- _RECORDS FOR THIS TASK_:
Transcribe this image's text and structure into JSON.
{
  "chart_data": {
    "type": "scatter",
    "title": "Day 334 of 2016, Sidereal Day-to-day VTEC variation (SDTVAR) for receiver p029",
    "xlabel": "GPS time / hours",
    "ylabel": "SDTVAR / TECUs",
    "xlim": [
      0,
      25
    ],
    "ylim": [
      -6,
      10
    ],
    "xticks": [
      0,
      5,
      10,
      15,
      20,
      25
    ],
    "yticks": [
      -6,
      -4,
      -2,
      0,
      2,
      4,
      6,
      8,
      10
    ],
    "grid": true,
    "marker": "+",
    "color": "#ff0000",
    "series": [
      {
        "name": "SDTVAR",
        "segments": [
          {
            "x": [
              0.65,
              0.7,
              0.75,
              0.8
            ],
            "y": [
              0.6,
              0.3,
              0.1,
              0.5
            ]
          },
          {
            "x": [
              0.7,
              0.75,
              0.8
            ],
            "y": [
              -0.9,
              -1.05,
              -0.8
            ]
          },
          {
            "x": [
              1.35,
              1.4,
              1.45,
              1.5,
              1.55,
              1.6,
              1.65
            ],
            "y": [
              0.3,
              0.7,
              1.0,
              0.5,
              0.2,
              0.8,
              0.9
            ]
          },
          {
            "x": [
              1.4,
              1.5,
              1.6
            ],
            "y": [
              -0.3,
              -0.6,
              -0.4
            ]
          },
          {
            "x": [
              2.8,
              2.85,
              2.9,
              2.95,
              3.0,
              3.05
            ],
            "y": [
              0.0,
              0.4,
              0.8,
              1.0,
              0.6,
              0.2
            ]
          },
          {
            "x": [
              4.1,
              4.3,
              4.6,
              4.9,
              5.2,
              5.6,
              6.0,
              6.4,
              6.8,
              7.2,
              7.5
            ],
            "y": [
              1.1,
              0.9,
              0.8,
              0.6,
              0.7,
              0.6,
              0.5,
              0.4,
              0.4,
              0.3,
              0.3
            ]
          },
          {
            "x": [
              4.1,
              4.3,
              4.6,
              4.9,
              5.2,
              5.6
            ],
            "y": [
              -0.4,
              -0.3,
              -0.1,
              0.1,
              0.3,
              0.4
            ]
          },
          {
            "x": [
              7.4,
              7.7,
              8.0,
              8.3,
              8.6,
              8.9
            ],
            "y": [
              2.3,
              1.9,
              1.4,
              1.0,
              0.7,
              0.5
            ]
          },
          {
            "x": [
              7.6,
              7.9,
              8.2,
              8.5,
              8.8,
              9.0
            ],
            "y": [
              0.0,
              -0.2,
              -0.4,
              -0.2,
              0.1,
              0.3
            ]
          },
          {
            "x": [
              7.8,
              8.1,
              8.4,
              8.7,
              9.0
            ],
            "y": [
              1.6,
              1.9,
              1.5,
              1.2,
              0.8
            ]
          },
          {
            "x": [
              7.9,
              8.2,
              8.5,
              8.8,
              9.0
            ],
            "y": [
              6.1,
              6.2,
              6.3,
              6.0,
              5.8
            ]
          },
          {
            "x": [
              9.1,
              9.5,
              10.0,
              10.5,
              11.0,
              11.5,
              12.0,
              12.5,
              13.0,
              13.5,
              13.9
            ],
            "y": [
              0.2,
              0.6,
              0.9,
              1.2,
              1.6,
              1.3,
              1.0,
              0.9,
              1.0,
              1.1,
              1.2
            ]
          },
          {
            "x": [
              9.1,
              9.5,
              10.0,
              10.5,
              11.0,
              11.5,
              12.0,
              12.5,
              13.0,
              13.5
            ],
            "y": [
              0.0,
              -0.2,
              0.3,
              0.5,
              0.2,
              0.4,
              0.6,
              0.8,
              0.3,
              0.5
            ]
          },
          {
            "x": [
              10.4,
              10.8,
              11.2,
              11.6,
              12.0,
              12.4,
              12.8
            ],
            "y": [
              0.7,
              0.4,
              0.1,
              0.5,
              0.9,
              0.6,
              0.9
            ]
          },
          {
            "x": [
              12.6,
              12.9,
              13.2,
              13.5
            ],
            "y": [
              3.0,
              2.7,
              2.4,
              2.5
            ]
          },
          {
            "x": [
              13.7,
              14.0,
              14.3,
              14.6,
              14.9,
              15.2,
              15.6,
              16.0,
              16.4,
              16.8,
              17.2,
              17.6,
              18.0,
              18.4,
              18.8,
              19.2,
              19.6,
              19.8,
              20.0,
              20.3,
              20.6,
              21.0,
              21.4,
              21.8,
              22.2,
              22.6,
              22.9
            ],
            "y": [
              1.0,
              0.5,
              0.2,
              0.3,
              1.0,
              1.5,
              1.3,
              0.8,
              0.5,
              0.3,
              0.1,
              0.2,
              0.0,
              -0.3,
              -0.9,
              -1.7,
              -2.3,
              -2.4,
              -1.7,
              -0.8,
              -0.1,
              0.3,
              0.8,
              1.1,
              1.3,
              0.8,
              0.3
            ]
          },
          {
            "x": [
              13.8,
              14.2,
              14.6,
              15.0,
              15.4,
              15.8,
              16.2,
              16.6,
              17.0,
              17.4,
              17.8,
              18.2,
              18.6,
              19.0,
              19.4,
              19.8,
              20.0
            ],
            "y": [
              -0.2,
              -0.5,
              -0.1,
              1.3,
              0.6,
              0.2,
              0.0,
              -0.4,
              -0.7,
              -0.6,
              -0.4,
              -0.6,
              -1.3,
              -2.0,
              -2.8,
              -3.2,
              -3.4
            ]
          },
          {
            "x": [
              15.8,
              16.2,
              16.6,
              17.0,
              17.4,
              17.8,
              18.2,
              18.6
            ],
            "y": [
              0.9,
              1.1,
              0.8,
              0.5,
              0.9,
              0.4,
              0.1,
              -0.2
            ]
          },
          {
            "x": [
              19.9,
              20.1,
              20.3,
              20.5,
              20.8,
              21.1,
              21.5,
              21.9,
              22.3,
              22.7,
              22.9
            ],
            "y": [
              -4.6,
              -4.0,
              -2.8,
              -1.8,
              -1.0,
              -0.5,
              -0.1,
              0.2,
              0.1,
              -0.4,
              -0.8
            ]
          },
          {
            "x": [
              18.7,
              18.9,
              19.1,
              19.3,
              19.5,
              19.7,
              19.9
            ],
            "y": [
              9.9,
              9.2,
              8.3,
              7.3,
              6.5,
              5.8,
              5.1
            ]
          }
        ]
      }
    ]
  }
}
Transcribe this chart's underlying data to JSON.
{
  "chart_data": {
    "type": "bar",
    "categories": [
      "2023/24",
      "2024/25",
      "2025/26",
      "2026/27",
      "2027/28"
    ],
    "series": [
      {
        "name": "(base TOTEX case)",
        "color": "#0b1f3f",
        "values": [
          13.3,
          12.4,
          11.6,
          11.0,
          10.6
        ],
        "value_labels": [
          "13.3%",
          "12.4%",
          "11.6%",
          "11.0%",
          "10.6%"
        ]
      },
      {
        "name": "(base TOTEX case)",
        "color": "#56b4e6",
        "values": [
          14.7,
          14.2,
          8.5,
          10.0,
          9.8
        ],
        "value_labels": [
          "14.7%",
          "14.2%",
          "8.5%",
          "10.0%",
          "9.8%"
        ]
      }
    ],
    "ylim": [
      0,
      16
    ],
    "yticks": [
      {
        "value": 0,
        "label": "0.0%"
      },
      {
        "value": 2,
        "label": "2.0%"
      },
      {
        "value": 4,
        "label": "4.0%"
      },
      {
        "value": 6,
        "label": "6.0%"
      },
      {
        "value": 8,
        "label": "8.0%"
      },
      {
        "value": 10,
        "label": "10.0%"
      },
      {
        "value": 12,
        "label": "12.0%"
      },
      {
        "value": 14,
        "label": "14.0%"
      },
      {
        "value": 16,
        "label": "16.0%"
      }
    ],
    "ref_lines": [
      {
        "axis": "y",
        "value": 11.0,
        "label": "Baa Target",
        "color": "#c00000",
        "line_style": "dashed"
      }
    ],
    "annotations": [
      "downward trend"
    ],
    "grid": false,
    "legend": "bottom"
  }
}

- _TASK STATEMENT_: Copy out all lines where the word "SDTVAR" appears.

- _SOLVED EXERCISE_:
    "title": "Day 334 of 2016, Sidereal Day-to-day VTEC variation (SDTVAR) for receiver p029",
    "ylabel": "SDTVAR / TECUs",
        "name": "SDTVAR",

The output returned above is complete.